→ Listing:

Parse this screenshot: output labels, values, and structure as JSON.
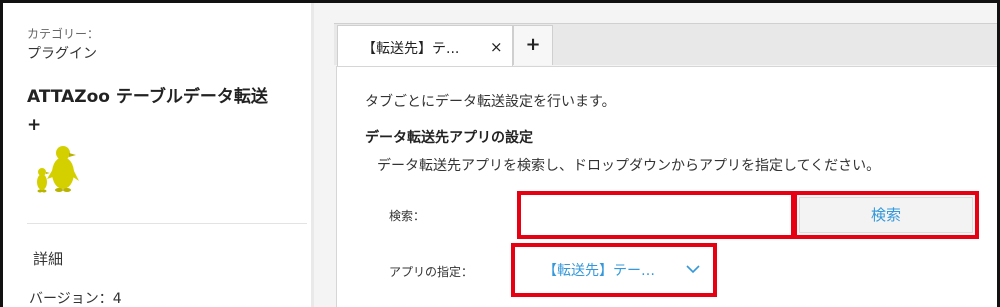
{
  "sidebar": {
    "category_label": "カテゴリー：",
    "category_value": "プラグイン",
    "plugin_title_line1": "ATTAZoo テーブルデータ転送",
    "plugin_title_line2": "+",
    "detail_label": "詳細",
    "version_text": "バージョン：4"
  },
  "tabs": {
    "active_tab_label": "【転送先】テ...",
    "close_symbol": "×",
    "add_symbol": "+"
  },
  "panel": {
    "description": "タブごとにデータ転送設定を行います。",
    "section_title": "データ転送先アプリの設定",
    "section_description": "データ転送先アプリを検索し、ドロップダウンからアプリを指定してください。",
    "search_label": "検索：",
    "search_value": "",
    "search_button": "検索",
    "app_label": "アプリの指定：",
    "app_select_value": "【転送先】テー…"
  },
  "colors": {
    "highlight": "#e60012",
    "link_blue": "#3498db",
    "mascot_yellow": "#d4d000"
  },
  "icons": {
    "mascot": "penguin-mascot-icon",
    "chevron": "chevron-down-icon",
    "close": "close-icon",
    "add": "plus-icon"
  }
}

→ Directions for this task: In the copy, include no pictures; restate the listing above exactly.

→ Answer to this exercise:
Parse this screenshot: output labels, values, and structure as JSON.
{
  "sidebar": {
    "category_label": "カテゴリー：",
    "category_value": "プラグイン",
    "plugin_title_line1": "ATTAZoo テーブルデータ転送",
    "plugin_title_line2": "+",
    "detail_label": "詳細",
    "version_text": "バージョン：4"
  },
  "tabs": {
    "active_tab_label": "【転送先】テ...",
    "close_symbol": "×",
    "add_symbol": "+"
  },
  "panel": {
    "description": "タブごとにデータ転送設定を行います。",
    "section_title": "データ転送先アプリの設定",
    "section_description": "データ転送先アプリを検索し、ドロップダウンからアプリを指定してください。",
    "search_label": "検索：",
    "search_value": "",
    "search_button": "検索",
    "app_label": "アプリの指定：",
    "app_select_value": "【転送先】テー…"
  },
  "colors": {
    "highlight": "#e60012",
    "link_blue": "#3498db",
    "mascot_yellow": "#d4d000"
  },
  "icons": {
    "mascot": "penguin-mascot-icon",
    "chevron": "chevron-down-icon",
    "close": "close-icon",
    "add": "plus-icon"
  }
}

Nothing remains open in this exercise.